DATA SECTION:
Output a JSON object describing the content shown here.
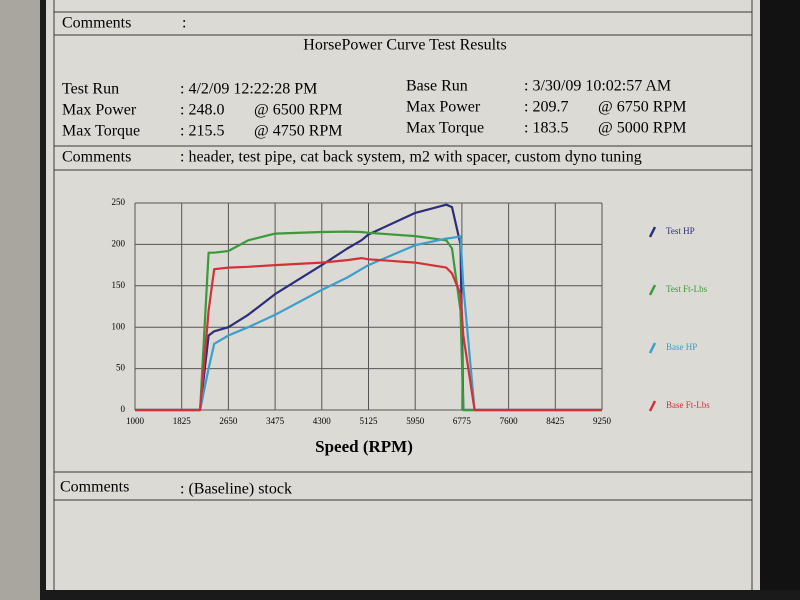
{
  "top_comments": {
    "label": "Comments",
    "colon": ":"
  },
  "info": {
    "left": [
      {
        "label": "Test Run",
        "value": ": 4/2/09 12:22:28 PM"
      },
      {
        "label": "Max Power",
        "value": ": 248.0",
        "rpm": "@ 6500  RPM"
      },
      {
        "label": "Max Torque",
        "value": ": 215.5",
        "rpm": "@ 4750  RPM"
      }
    ],
    "right": [
      {
        "label": "Base Run",
        "value": ": 3/30/09 10:02:57 AM"
      },
      {
        "label": "Max Power",
        "value": ": 209.7",
        "rpm": "@ 6750  RPM"
      },
      {
        "label": "Max Torque",
        "value": ": 183.5",
        "rpm": "@ 5000  RPM"
      }
    ]
  },
  "test_comments": {
    "label": "Comments",
    "value": ": header, test pipe, cat back system, m2  with spacer, custom dyno tuning"
  },
  "base_comments": {
    "label": "Comments",
    "value": ": (Baseline) stock"
  },
  "chart_data": {
    "type": "line",
    "title": "HorsePower Curve Test Results",
    "x_label": "Speed (RPM)",
    "x": [
      1000,
      1825,
      2150,
      2300,
      2400,
      2650,
      3000,
      3475,
      4300,
      4750,
      5000,
      5125,
      5950,
      6500,
      6600,
      6750,
      6800,
      7000,
      7600,
      8425,
      9250
    ],
    "series": [
      {
        "name": "Test HP",
        "color": "#2b2f7a",
        "values": [
          0,
          0,
          0,
          90,
          95,
          100,
          115,
          140,
          175,
          195,
          205,
          212,
          238,
          248,
          245,
          200,
          0,
          0,
          0,
          0,
          0
        ]
      },
      {
        "name": "Test Ft-Lbs",
        "color": "#3a9a3a",
        "values": [
          0,
          0,
          0,
          190,
          190,
          192,
          205,
          213,
          215,
          215.5,
          215,
          214,
          210,
          205,
          195,
          120,
          0,
          0,
          0,
          0,
          0
        ]
      },
      {
        "name": "Base HP",
        "color": "#3b9fc9",
        "values": [
          0,
          0,
          0,
          50,
          80,
          90,
          100,
          115,
          145,
          160,
          170,
          175,
          199,
          207,
          208,
          209.7,
          150,
          0,
          0,
          0,
          0
        ]
      },
      {
        "name": "Base Ft-Lbs",
        "color": "#d4303a",
        "values": [
          0,
          0,
          0,
          120,
          170,
          172,
          173,
          175,
          178,
          181,
          183.5,
          182,
          178,
          172,
          165,
          140,
          90,
          0,
          0,
          0,
          0
        ]
      }
    ],
    "xlim": [
      1000,
      9250
    ],
    "xticks": [
      1000,
      1825,
      2650,
      3475,
      4300,
      5125,
      5950,
      6775,
      7600,
      8425,
      9250
    ],
    "ylim": [
      0,
      250
    ],
    "yticks": [
      0,
      50,
      100,
      150,
      200,
      250
    ],
    "grid": true,
    "legend": "right"
  }
}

REQUIREMENT: Copy each line holding the word "color" from the listing above.

RESULT OF THIS EXERCISE:
        "color": "#2b2f7a",
        "color": "#3a9a3a",
        "color": "#3b9fc9",
        "color": "#d4303a",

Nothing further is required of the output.